* What is asked
Quote, verbatim, all material below, without pictures.
BEGIN Given records
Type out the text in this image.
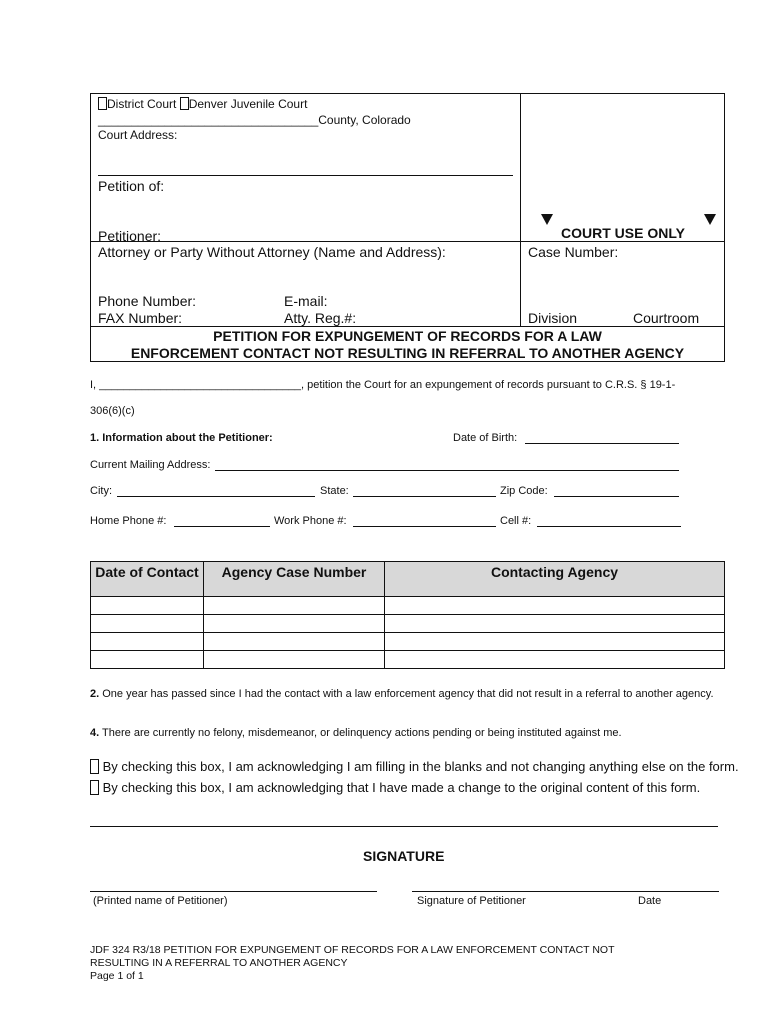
District Court Denver Juvenile Court
_________________________________County, Colorado
Court Address:
Petition of:
Petitioner:	COURT USE ONLY
Attorney or Party Without Attorney (Name and Address):	Case Number:
Phone Number:	E-mail:
FAX Number:	Atty. Reg.#:	Division	Courtroom
PETITION FOR EXPUNGEMENT OF RECORDS FOR A LAW
ENFORCEMENT CONTACT NOT RESULTING IN REFERRAL TO ANOTHER AGENCY
I, _________________________________, petition the Court for an expungement of records pursuant to C.R.S. § 19-1-
306(6)(c)
1. Information about the Petitioner:	Date of Birth:
Current Mailing Address:
City:	State:	Zip Code:
Home Phone #:	Work Phone #:	Cell #:
Date of Contact	Agency Case Number	Contacting Agency

2. One year has passed since I had the contact with a law enforcement agency that did not result in a referral to another agency.
4. There are currently no felony, misdemeanor, or delinquency actions pending or being instituted against me.
By checking this box, I am acknowledging I am filling in the blanks and not changing anything else on the form.
By checking this box, I am acknowledging that I have made a change to the original content of this form.
SIGNATURE
(Printed name of Petitioner)	Signature of Petitioner	Date
JDF 324 R3/18 PETITION FOR EXPUNGEMENT OF RECORDS FOR A LAW ENFORCEMENT CONTACT NOT
RESULTING IN A REFERRAL TO ANOTHER AGENCY
Page 1 of 1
END Given records
* Completed exercise
Type out the text in this image.
District Court Denver Juvenile Court
_________________________________County, Colorado
Court Address:
Petition of:
Petitioner:	COURT USE ONLY
Attorney or Party Without Attorney (Name and Address):	Case Number:
Phone Number:	E-mail:
FAX Number:	Atty. Reg.#:	Division	Courtroom
PETITION FOR EXPUNGEMENT OF RECORDS FOR A LAW
ENFORCEMENT CONTACT NOT RESULTING IN REFERRAL TO ANOTHER AGENCY
I, _________________________________, petition the Court for an expungement of records pursuant to C.R.S. § 19-1-
306(6)(c)
1. Information about the Petitioner:	Date of Birth:
Current Mailing Address:
City:	State:	Zip Code:
Home Phone #:	Work Phone #:	Cell #:
Date of Contact	Agency Case Number	Contacting Agency

2. One year has passed since I had the contact with a law enforcement agency that did not result in a referral to another agency.
4. There are currently no felony, misdemeanor, or delinquency actions pending or being instituted against me.
By checking this box, I am acknowledging I am filling in the blanks and not changing anything else on the form.
By checking this box, I am acknowledging that I have made a change to the original content of this form.
SIGNATURE
(Printed name of Petitioner)	Signature of Petitioner	Date
JDF 324 R3/18 PETITION FOR EXPUNGEMENT OF RECORDS FOR A LAW ENFORCEMENT CONTACT NOT
RESULTING IN A REFERRAL TO ANOTHER AGENCY
Page 1 of 1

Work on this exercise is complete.